— START OF RECORDED INFORMATION —

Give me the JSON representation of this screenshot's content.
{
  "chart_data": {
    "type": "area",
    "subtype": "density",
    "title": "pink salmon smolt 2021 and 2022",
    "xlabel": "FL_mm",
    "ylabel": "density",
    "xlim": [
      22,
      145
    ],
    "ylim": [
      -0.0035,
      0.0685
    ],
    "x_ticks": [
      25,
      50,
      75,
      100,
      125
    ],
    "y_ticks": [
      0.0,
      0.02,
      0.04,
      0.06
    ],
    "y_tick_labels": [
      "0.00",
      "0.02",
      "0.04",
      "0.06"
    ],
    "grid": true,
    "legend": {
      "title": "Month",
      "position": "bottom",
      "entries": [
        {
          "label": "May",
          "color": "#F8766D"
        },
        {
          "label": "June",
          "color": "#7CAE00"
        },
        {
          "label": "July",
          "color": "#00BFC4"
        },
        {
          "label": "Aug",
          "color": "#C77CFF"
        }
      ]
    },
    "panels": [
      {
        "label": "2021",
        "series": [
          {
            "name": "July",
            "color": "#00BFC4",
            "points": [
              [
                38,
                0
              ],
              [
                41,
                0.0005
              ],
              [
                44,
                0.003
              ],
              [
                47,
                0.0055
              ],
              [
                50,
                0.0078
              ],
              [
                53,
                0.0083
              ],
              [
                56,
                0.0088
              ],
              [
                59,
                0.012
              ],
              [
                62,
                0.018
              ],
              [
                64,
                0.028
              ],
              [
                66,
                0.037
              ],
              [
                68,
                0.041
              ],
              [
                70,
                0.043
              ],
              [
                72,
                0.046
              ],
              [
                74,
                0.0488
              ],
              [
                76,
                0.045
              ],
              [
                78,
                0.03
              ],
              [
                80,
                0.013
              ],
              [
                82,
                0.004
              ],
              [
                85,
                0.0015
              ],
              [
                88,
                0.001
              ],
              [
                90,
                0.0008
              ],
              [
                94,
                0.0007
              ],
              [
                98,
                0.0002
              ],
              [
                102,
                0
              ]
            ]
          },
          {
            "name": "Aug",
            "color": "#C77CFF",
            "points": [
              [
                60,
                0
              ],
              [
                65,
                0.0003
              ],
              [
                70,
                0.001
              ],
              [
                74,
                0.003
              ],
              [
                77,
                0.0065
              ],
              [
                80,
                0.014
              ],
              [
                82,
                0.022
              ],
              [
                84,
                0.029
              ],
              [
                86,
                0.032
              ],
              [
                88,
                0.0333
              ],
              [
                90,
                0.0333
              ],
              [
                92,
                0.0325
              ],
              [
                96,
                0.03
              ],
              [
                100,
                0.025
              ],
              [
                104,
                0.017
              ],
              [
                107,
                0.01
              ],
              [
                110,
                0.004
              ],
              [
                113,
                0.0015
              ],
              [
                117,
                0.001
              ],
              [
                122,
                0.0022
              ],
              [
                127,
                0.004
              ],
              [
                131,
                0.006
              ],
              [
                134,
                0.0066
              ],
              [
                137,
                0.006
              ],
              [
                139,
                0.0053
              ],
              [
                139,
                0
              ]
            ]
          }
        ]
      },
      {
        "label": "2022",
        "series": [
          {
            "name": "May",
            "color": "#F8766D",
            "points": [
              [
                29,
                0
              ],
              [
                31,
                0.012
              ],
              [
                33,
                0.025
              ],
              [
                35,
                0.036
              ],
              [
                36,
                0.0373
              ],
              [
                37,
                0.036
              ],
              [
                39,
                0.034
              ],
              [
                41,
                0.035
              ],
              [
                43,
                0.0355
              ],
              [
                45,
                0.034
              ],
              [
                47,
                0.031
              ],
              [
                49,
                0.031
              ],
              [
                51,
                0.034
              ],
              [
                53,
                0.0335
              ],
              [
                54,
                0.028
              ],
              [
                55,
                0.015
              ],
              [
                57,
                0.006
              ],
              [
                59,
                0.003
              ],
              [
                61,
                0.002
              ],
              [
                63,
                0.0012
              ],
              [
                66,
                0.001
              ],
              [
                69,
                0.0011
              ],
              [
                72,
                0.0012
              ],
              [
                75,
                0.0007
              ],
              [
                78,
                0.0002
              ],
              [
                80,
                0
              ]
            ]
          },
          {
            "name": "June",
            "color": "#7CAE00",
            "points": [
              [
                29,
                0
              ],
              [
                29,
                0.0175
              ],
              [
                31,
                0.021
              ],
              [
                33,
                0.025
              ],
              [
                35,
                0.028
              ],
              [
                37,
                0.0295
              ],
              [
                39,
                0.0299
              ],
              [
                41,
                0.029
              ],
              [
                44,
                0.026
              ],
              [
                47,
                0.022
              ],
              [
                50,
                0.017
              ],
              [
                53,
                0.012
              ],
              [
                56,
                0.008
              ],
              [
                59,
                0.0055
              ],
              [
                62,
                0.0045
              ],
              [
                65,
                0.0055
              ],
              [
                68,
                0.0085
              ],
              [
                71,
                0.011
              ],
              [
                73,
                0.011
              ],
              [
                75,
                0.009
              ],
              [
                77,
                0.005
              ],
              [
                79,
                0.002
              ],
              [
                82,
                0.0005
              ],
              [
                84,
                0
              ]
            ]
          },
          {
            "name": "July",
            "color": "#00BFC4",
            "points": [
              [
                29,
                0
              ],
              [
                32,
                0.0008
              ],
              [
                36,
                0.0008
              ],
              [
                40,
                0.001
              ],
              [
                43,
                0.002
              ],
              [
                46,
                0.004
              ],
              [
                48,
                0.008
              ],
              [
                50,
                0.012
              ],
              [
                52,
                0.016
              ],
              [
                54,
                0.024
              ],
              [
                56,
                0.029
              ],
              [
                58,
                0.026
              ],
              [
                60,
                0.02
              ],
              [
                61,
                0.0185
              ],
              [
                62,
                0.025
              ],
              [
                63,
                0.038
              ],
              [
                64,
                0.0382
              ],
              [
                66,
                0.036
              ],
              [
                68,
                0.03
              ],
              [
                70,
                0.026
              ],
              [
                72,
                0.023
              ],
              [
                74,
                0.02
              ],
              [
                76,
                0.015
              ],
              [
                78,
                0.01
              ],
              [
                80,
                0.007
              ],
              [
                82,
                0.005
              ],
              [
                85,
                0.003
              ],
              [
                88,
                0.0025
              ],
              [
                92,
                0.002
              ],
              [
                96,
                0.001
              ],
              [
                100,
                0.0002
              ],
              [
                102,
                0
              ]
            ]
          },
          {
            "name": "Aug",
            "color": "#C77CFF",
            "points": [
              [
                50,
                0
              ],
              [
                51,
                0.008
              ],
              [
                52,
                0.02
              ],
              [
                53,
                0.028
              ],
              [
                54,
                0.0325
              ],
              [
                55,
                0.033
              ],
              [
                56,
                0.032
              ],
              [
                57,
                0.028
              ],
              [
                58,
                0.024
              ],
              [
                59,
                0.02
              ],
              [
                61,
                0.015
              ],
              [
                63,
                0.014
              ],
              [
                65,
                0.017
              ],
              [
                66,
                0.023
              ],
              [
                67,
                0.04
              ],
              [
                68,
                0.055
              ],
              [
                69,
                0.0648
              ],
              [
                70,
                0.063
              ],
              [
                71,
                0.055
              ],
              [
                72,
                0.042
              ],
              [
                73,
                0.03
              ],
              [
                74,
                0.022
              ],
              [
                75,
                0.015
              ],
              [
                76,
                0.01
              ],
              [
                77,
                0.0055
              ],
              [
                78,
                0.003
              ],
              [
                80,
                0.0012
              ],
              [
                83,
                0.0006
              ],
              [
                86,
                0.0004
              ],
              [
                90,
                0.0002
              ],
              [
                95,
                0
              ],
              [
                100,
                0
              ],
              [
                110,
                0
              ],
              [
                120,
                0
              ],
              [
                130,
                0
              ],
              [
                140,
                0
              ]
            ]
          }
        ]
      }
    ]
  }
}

— END OF RECORDED INFORMATION —

*TASK INSTRUCTIONS*. Give back all the data exactly as written.

*FULL SOLUTION*.
Give me the JSON representation of this screenshot's content.
{
  "chart_data": {
    "type": "area",
    "subtype": "density",
    "title": "pink salmon smolt 2021 and 2022",
    "xlabel": "FL_mm",
    "ylabel": "density",
    "xlim": [
      22,
      145
    ],
    "ylim": [
      -0.0035,
      0.0685
    ],
    "x_ticks": [
      25,
      50,
      75,
      100,
      125
    ],
    "y_ticks": [
      0.0,
      0.02,
      0.04,
      0.06
    ],
    "y_tick_labels": [
      "0.00",
      "0.02",
      "0.04",
      "0.06"
    ],
    "grid": true,
    "legend": {
      "title": "Month",
      "position": "bottom",
      "entries": [
        {
          "label": "May",
          "color": "#F8766D"
        },
        {
          "label": "June",
          "color": "#7CAE00"
        },
        {
          "label": "July",
          "color": "#00BFC4"
        },
        {
          "label": "Aug",
          "color": "#C77CFF"
        }
      ]
    },
    "panels": [
      {
        "label": "2021",
        "series": [
          {
            "name": "July",
            "color": "#00BFC4",
            "points": [
              [
                38,
                0
              ],
              [
                41,
                0.0005
              ],
              [
                44,
                0.003
              ],
              [
                47,
                0.0055
              ],
              [
                50,
                0.0078
              ],
              [
                53,
                0.0083
              ],
              [
                56,
                0.0088
              ],
              [
                59,
                0.012
              ],
              [
                62,
                0.018
              ],
              [
                64,
                0.028
              ],
              [
                66,
                0.037
              ],
              [
                68,
                0.041
              ],
              [
                70,
                0.043
              ],
              [
                72,
                0.046
              ],
              [
                74,
                0.0488
              ],
              [
                76,
                0.045
              ],
              [
                78,
                0.03
              ],
              [
                80,
                0.013
              ],
              [
                82,
                0.004
              ],
              [
                85,
                0.0015
              ],
              [
                88,
                0.001
              ],
              [
                90,
                0.0008
              ],
              [
                94,
                0.0007
              ],
              [
                98,
                0.0002
              ],
              [
                102,
                0
              ]
            ]
          },
          {
            "name": "Aug",
            "color": "#C77CFF",
            "points": [
              [
                60,
                0
              ],
              [
                65,
                0.0003
              ],
              [
                70,
                0.001
              ],
              [
                74,
                0.003
              ],
              [
                77,
                0.0065
              ],
              [
                80,
                0.014
              ],
              [
                82,
                0.022
              ],
              [
                84,
                0.029
              ],
              [
                86,
                0.032
              ],
              [
                88,
                0.0333
              ],
              [
                90,
                0.0333
              ],
              [
                92,
                0.0325
              ],
              [
                96,
                0.03
              ],
              [
                100,
                0.025
              ],
              [
                104,
                0.017
              ],
              [
                107,
                0.01
              ],
              [
                110,
                0.004
              ],
              [
                113,
                0.0015
              ],
              [
                117,
                0.001
              ],
              [
                122,
                0.0022
              ],
              [
                127,
                0.004
              ],
              [
                131,
                0.006
              ],
              [
                134,
                0.0066
              ],
              [
                137,
                0.006
              ],
              [
                139,
                0.0053
              ],
              [
                139,
                0
              ]
            ]
          }
        ]
      },
      {
        "label": "2022",
        "series": [
          {
            "name": "May",
            "color": "#F8766D",
            "points": [
              [
                29,
                0
              ],
              [
                31,
                0.012
              ],
              [
                33,
                0.025
              ],
              [
                35,
                0.036
              ],
              [
                36,
                0.0373
              ],
              [
                37,
                0.036
              ],
              [
                39,
                0.034
              ],
              [
                41,
                0.035
              ],
              [
                43,
                0.0355
              ],
              [
                45,
                0.034
              ],
              [
                47,
                0.031
              ],
              [
                49,
                0.031
              ],
              [
                51,
                0.034
              ],
              [
                53,
                0.0335
              ],
              [
                54,
                0.028
              ],
              [
                55,
                0.015
              ],
              [
                57,
                0.006
              ],
              [
                59,
                0.003
              ],
              [
                61,
                0.002
              ],
              [
                63,
                0.0012
              ],
              [
                66,
                0.001
              ],
              [
                69,
                0.0011
              ],
              [
                72,
                0.0012
              ],
              [
                75,
                0.0007
              ],
              [
                78,
                0.0002
              ],
              [
                80,
                0
              ]
            ]
          },
          {
            "name": "June",
            "color": "#7CAE00",
            "points": [
              [
                29,
                0
              ],
              [
                29,
                0.0175
              ],
              [
                31,
                0.021
              ],
              [
                33,
                0.025
              ],
              [
                35,
                0.028
              ],
              [
                37,
                0.0295
              ],
              [
                39,
                0.0299
              ],
              [
                41,
                0.029
              ],
              [
                44,
                0.026
              ],
              [
                47,
                0.022
              ],
              [
                50,
                0.017
              ],
              [
                53,
                0.012
              ],
              [
                56,
                0.008
              ],
              [
                59,
                0.0055
              ],
              [
                62,
                0.0045
              ],
              [
                65,
                0.0055
              ],
              [
                68,
                0.0085
              ],
              [
                71,
                0.011
              ],
              [
                73,
                0.011
              ],
              [
                75,
                0.009
              ],
              [
                77,
                0.005
              ],
              [
                79,
                0.002
              ],
              [
                82,
                0.0005
              ],
              [
                84,
                0
              ]
            ]
          },
          {
            "name": "July",
            "color": "#00BFC4",
            "points": [
              [
                29,
                0
              ],
              [
                32,
                0.0008
              ],
              [
                36,
                0.0008
              ],
              [
                40,
                0.001
              ],
              [
                43,
                0.002
              ],
              [
                46,
                0.004
              ],
              [
                48,
                0.008
              ],
              [
                50,
                0.012
              ],
              [
                52,
                0.016
              ],
              [
                54,
                0.024
              ],
              [
                56,
                0.029
              ],
              [
                58,
                0.026
              ],
              [
                60,
                0.02
              ],
              [
                61,
                0.0185
              ],
              [
                62,
                0.025
              ],
              [
                63,
                0.038
              ],
              [
                64,
                0.0382
              ],
              [
                66,
                0.036
              ],
              [
                68,
                0.03
              ],
              [
                70,
                0.026
              ],
              [
                72,
                0.023
              ],
              [
                74,
                0.02
              ],
              [
                76,
                0.015
              ],
              [
                78,
                0.01
              ],
              [
                80,
                0.007
              ],
              [
                82,
                0.005
              ],
              [
                85,
                0.003
              ],
              [
                88,
                0.0025
              ],
              [
                92,
                0.002
              ],
              [
                96,
                0.001
              ],
              [
                100,
                0.0002
              ],
              [
                102,
                0
              ]
            ]
          },
          {
            "name": "Aug",
            "color": "#C77CFF",
            "points": [
              [
                50,
                0
              ],
              [
                51,
                0.008
              ],
              [
                52,
                0.02
              ],
              [
                53,
                0.028
              ],
              [
                54,
                0.0325
              ],
              [
                55,
                0.033
              ],
              [
                56,
                0.032
              ],
              [
                57,
                0.028
              ],
              [
                58,
                0.024
              ],
              [
                59,
                0.02
              ],
              [
                61,
                0.015
              ],
              [
                63,
                0.014
              ],
              [
                65,
                0.017
              ],
              [
                66,
                0.023
              ],
              [
                67,
                0.04
              ],
              [
                68,
                0.055
              ],
              [
                69,
                0.0648
              ],
              [
                70,
                0.063
              ],
              [
                71,
                0.055
              ],
              [
                72,
                0.042
              ],
              [
                73,
                0.03
              ],
              [
                74,
                0.022
              ],
              [
                75,
                0.015
              ],
              [
                76,
                0.01
              ],
              [
                77,
                0.0055
              ],
              [
                78,
                0.003
              ],
              [
                80,
                0.0012
              ],
              [
                83,
                0.0006
              ],
              [
                86,
                0.0004
              ],
              [
                90,
                0.0002
              ],
              [
                95,
                0
              ],
              [
                100,
                0
              ],
              [
                110,
                0
              ],
              [
                120,
                0
              ],
              [
                130,
                0
              ],
              [
                140,
                0
              ]
            ]
          }
        ]
      }
    ]
  }
}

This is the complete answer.